• Directive: Below are records. Copy every line with "would" in it.

• Data for processing:
····················

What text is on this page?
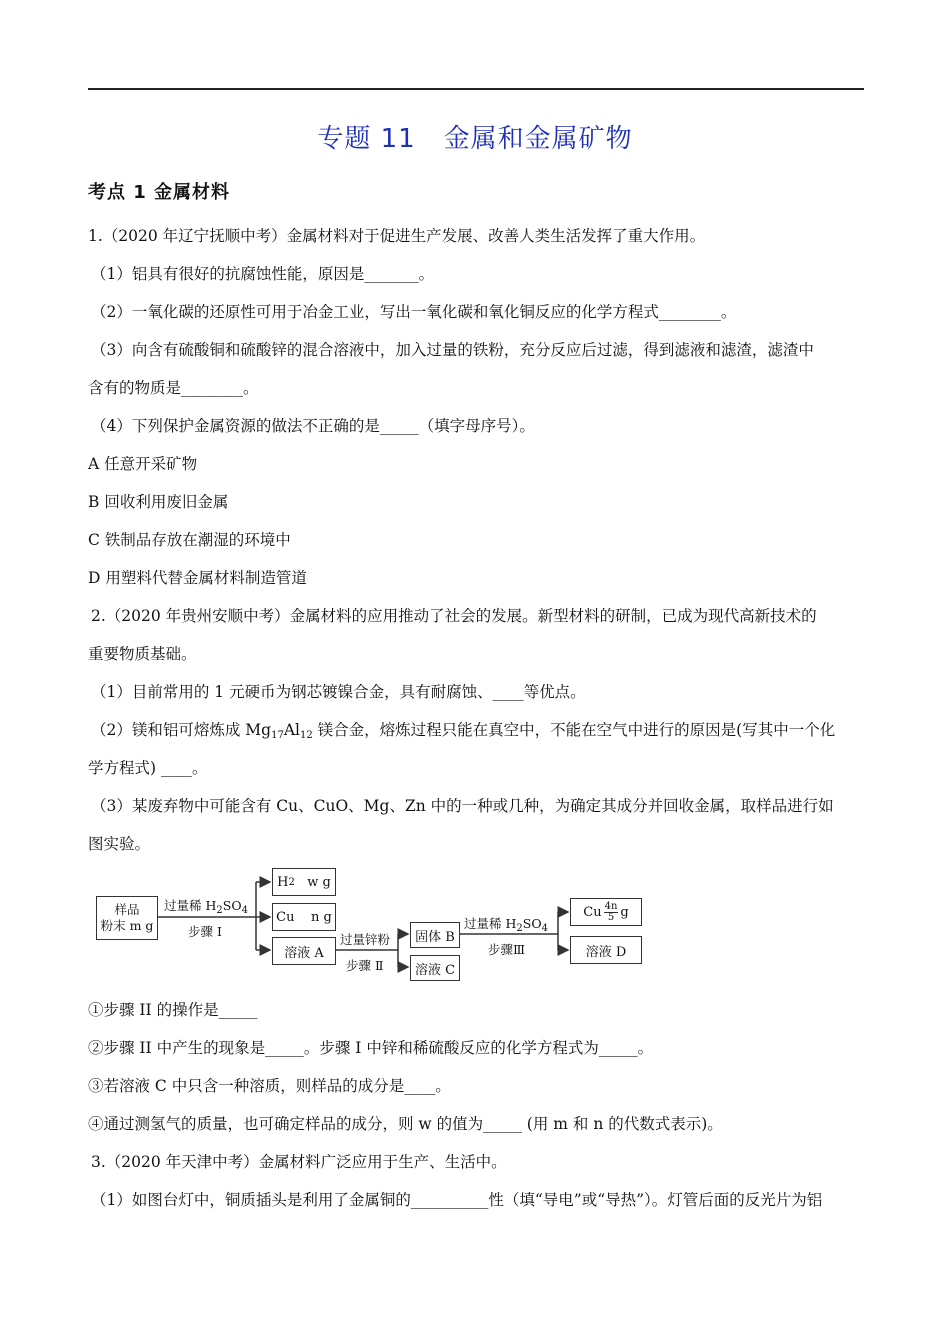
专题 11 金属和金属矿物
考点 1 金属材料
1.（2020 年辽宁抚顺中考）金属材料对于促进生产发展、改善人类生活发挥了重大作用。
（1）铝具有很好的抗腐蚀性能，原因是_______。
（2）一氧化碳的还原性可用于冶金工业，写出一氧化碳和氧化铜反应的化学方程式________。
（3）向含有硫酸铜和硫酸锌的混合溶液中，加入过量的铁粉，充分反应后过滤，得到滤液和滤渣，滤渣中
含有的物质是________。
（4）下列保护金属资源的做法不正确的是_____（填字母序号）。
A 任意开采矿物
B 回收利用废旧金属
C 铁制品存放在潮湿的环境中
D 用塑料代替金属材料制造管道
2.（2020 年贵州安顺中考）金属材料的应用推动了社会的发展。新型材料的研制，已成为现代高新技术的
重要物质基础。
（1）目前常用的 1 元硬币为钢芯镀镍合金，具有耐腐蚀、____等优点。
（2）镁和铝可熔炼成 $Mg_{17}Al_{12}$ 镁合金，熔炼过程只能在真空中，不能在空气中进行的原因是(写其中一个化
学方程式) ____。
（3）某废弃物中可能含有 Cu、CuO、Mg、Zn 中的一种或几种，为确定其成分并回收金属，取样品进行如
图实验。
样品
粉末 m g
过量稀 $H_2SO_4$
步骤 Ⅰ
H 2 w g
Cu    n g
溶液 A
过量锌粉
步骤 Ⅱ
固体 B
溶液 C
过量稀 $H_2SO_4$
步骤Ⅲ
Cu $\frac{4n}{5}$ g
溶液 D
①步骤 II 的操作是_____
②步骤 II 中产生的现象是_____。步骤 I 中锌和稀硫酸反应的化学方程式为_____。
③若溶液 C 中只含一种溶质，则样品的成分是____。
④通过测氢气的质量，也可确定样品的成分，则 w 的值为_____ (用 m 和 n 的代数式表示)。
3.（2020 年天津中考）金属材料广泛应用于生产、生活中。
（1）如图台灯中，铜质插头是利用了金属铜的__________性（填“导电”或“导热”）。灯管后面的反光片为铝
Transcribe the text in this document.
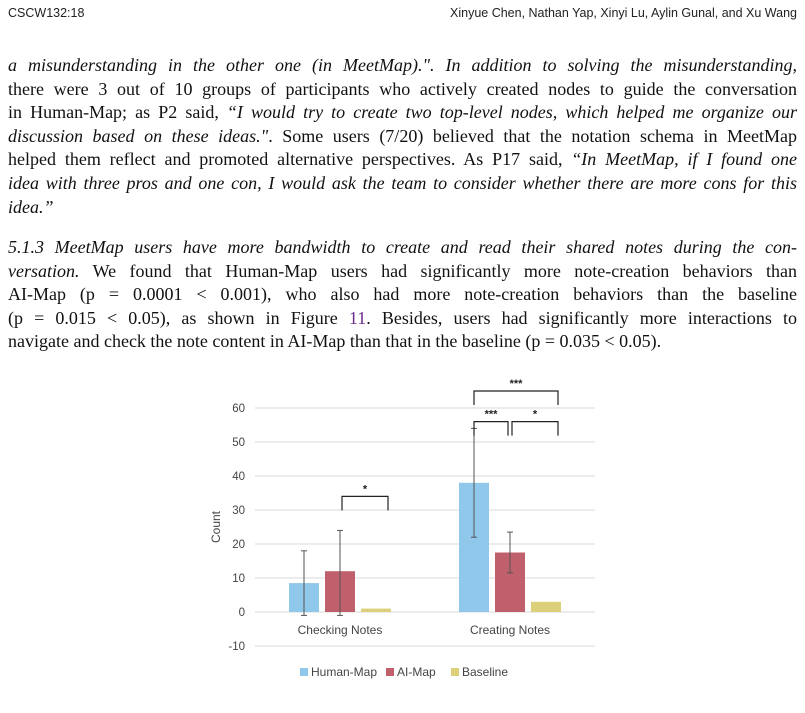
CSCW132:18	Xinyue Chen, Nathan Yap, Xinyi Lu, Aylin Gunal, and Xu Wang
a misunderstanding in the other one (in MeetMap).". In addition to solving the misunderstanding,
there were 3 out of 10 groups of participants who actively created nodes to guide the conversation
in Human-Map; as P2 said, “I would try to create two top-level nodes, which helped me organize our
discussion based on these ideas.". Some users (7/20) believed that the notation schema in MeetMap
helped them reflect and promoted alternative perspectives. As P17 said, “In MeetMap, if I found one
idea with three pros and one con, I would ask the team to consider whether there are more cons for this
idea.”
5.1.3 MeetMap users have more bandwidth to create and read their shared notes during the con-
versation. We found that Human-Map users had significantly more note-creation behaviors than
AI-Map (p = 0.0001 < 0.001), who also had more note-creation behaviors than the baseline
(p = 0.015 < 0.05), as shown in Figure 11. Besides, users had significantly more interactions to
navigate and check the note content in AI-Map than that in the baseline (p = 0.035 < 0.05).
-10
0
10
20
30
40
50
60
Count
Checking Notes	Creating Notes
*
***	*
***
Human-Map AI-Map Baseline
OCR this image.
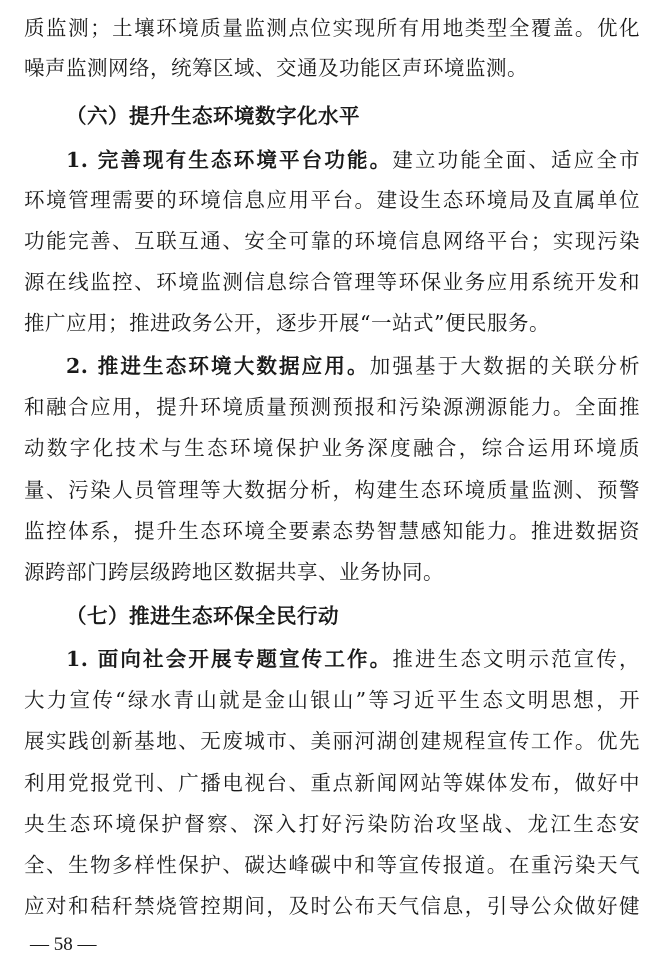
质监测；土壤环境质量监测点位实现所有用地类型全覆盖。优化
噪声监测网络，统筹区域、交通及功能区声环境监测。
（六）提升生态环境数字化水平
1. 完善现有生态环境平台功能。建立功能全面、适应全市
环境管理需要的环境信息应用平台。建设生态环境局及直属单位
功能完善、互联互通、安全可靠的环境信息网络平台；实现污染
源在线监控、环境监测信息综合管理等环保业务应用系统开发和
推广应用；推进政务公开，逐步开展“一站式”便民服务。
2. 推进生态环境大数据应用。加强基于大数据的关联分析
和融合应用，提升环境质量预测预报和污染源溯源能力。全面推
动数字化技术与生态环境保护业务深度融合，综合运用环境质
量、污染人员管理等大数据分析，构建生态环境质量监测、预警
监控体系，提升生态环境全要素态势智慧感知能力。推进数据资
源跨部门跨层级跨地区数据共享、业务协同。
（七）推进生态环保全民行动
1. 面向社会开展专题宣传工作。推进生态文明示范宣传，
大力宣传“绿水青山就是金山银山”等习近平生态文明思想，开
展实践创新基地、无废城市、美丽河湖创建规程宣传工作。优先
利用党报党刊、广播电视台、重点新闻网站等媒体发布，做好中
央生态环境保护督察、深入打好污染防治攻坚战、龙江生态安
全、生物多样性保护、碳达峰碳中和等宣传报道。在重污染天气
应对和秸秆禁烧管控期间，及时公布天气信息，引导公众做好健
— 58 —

····················

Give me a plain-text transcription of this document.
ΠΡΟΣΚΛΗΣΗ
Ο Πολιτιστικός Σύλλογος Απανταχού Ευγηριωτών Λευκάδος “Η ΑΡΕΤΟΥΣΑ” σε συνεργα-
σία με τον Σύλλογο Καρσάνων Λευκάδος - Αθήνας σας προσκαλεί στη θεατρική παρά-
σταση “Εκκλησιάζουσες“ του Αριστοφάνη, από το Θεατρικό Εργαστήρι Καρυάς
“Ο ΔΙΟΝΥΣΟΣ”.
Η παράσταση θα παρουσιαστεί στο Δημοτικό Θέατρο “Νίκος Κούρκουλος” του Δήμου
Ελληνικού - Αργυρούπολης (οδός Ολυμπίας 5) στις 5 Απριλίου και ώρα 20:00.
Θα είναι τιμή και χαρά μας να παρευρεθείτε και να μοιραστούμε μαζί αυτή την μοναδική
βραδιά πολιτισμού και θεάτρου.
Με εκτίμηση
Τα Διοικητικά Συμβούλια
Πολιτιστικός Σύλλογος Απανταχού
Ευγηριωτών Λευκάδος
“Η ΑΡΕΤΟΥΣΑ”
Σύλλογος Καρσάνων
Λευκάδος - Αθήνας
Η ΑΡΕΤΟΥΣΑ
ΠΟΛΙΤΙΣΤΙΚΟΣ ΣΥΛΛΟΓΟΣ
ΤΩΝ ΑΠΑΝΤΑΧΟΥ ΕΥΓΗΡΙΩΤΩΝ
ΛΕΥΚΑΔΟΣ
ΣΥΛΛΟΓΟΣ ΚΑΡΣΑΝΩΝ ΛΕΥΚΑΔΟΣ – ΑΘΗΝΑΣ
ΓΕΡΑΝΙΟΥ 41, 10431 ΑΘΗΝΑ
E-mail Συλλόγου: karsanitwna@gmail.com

····················

• Solution to this exercise:
in Human-Map; as P2 said, “I would try to create two top-level nodes, which helped me organize our
idea with three pros and one con, I would ask the team to consider whether there are more cons for this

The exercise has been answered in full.